The task: Copy out every line that contains the word "name".

---------- Dataset records ----------

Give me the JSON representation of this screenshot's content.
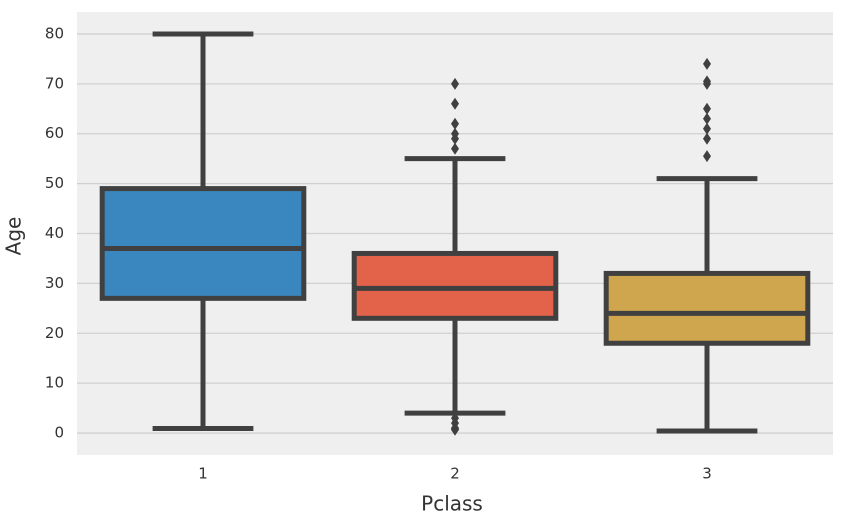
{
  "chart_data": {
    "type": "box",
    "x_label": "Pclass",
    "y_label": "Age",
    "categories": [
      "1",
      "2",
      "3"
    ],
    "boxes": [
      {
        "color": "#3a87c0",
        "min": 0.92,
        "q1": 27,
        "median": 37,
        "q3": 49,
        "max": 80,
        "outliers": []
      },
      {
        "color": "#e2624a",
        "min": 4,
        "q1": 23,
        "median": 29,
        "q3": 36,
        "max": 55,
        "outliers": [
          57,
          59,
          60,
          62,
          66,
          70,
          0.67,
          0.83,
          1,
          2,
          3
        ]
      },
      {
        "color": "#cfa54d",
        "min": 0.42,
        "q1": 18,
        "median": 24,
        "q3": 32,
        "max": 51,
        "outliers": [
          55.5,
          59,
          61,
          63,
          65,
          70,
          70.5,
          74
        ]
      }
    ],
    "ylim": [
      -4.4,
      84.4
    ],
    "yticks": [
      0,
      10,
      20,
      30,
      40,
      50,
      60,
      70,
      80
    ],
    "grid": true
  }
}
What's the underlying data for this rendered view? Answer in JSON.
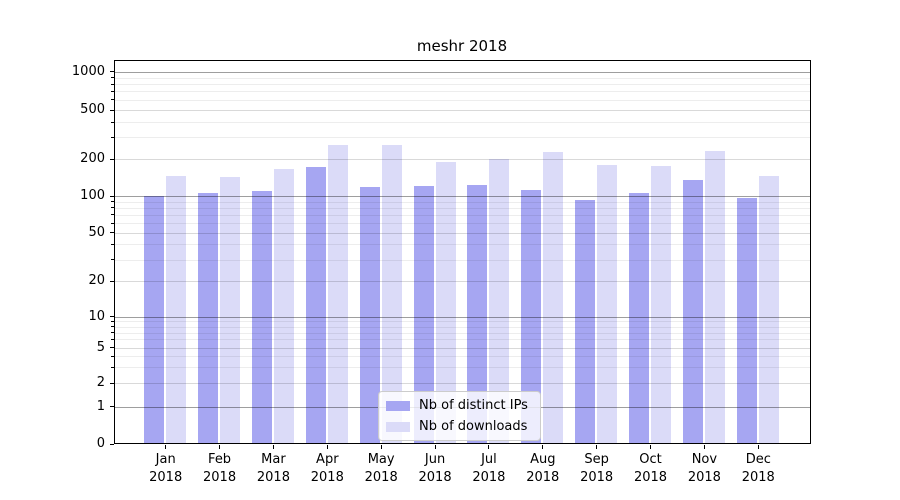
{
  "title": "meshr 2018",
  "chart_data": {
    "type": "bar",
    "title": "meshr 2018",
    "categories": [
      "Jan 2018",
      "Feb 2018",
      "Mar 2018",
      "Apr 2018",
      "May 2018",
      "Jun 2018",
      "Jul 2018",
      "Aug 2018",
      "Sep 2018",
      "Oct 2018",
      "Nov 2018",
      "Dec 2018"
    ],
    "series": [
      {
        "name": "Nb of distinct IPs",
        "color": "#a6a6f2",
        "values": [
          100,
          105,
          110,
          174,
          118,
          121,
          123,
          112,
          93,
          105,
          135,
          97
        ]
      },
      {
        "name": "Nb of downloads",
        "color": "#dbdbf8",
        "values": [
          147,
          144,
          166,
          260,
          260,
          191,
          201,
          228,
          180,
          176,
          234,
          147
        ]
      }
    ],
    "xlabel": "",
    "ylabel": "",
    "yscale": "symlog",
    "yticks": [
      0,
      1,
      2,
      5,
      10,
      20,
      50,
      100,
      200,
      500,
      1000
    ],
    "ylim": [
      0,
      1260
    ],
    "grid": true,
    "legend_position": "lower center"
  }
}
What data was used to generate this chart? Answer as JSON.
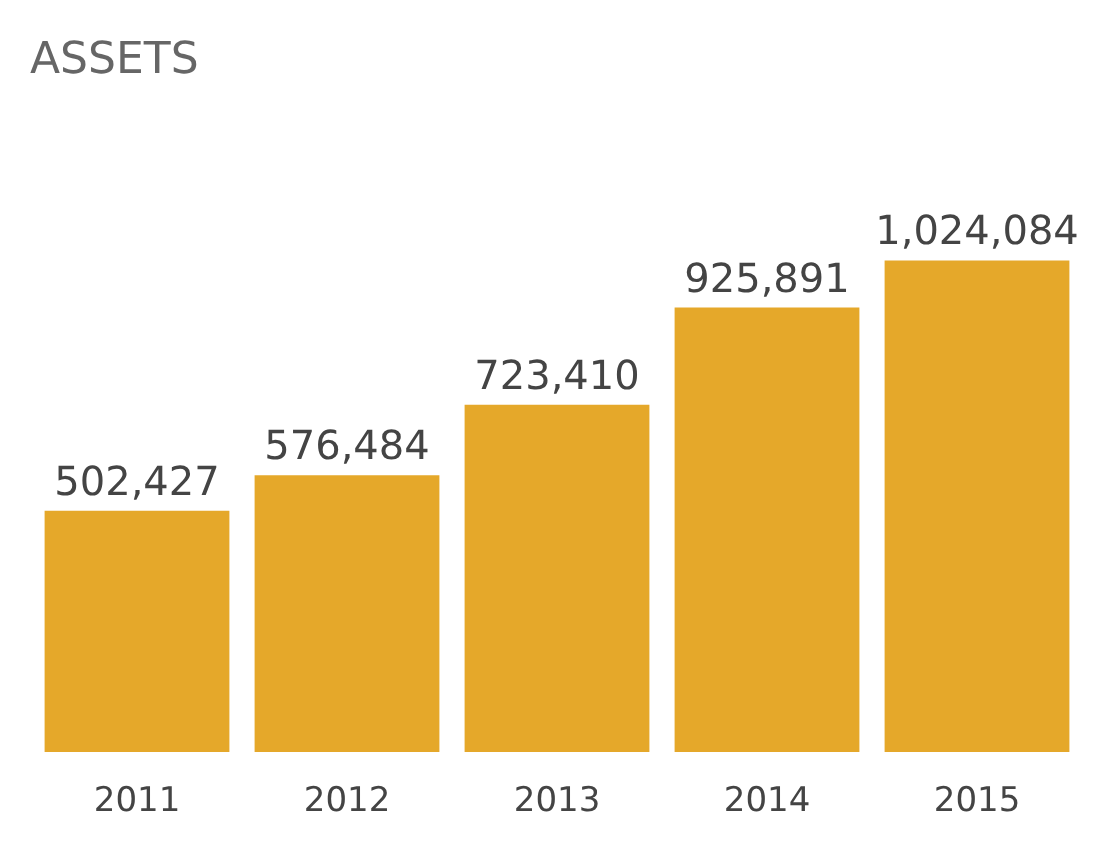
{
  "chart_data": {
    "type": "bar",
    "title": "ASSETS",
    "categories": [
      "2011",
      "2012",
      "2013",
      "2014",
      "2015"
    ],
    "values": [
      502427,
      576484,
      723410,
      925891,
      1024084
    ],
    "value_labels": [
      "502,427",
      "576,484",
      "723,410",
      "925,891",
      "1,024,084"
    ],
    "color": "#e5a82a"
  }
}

----------

Answer for the task:
        "name": "Nb of distinct IPs",
        "name": "Nb of downloads",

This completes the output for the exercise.